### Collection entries
════════════════

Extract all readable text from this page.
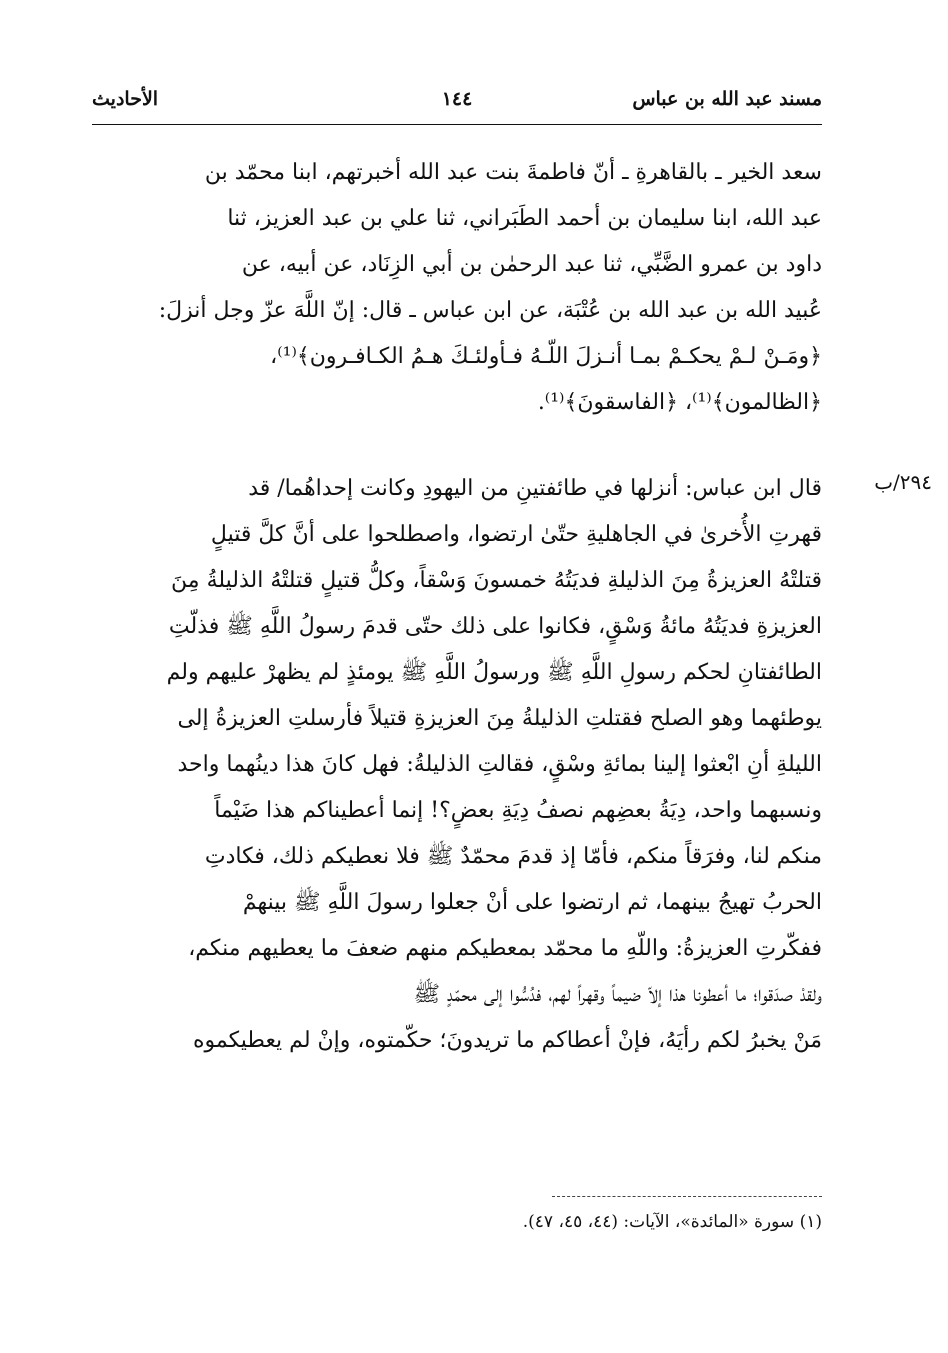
مسند عبد الله بن عباس
١٤٤
الأحاديث
سعد الخير ـ بالقاهرةِ ـ أنّ فاطمةَ بنت عبد الله أخبرتهم، ابنا محمّد بن
عبد الله، ابنا سليمان بن أحمد الطَبَراني، ثنا علي بن عبد العزيز، ثنا
داود بن عمرو الضَّبِّي، ثنا عبد الرحمٰن بن أبي الزِنَاد، عن أبيه، عن
عُبيد الله بن عبد الله بن عُتْبَة، عن ابن عباس ـ قال: إنّ اللَّهَ عزّ وجل أنزلَ:
﴿ومَـنْ لـمْ يحكـمْ بمـا أنـزلَ اللّـهُ فـأولئـكَ هـمُ الكـافـرون﴾⁽¹⁾،
﴿الظالمون﴾⁽¹⁾، ﴿الفاسقونَ﴾⁽¹⁾.
٢٩٤/ب
قال ابن عباس: أنزلها في طائفتينِ من اليهودِ وكانت إحداهُما/ قد
قهرتِ الأُخرىٰ في الجاهليةِ حتّىٰ ارتضوا، واصطلحوا على أنَّ كلَّ قتيلٍ
قتلتْهُ العزيزةُ مِنَ الذليلةِ فديَتُهُ خمسونَ وَسْقاً، وكلُّ قتيلٍ قتلتْهُ الذليلةُ مِنَ
العزيزةِ فديَتُهُ مائةُ وَسْقٍ، فكانوا على ذلك حتّى قدمَ رسولُ اللَّهِ ﷺ فذلّتِ
الطائفتانِ لحكم رسولِ اللَّهِ ﷺ ورسولُ اللَّهِ ﷺ يومئذٍ لم يظهرْ عليهم ولم
يوطئهما وهو الصلح فقتلتِ الذليلةُ مِنَ العزيزةِ قتيلاً فأرسلتِ العزيزةُ إلى
الليلةِ أنِ ابْعثوا إلينا بمائةِ وسْقٍ، فقالتِ الذليلةُ: فهل كانَ هذا دينُهما واحد
ونسبهما واحد، دِيَةُ بعضِهم نصفُ دِيَةِ بعضٍ؟! إنما أعطيناكم هذا ضَيْماً
منكم لنا، وفرَقاً منكم، فأمّا إذ قدمَ محمّدٌ ﷺ فلا نعطيكم ذلك، فكادتِ
الحربُ تهيجُ بينهما، ثم ارتضوا على أنْ جعلوا رسولَ اللَّهِ ﷺ بينهمْ
ففكّرتِ العزيزةُ: واللّهِ ما محمّد بمعطيكم منهم ضعفَ ما يعطيهم منكم،
ولقدْ صدَقوا؛ ما أعطونا هذا إلاّ ضيماً وقهراً لهم، فدُسُّوا إلى محمّدٍ ﷺ
مَنْ يخبرُ لكم رأيَهُ، فإنْ أعطاكم ما تريدونَ؛ حكّمتوه، وإنْ لم يعطيكموه
(١) سورة «المائدة»، الآيات: (٤٤، ٤٥، ٤٧).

════════════════

### WHAT THE TASK REQUIRES
In the entries above, find lines with "العزيزة" and copy each.

### SOLUTION FOR THIS TASK
قتلتْهُ العزيزةُ مِنَ الذليلةِ فديَتُهُ خمسونَ وَسْقاً، وكلُّ قتيلٍ قتلتْهُ الذليلةُ مِنَ
العزيزةِ فديَتُهُ مائةُ وَسْقٍ، فكانوا على ذلك حتّى قدمَ رسولُ اللَّهِ ﷺ فذلّتِ
يوطئهما وهو الصلح فقتلتِ الذليلةُ مِنَ العزيزةِ قتيلاً فأرسلتِ العزيزةُ إلى
ففكّرتِ العزيزةُ: واللّهِ ما محمّد بمعطيكم منهم ضعفَ ما يعطيهم منكم،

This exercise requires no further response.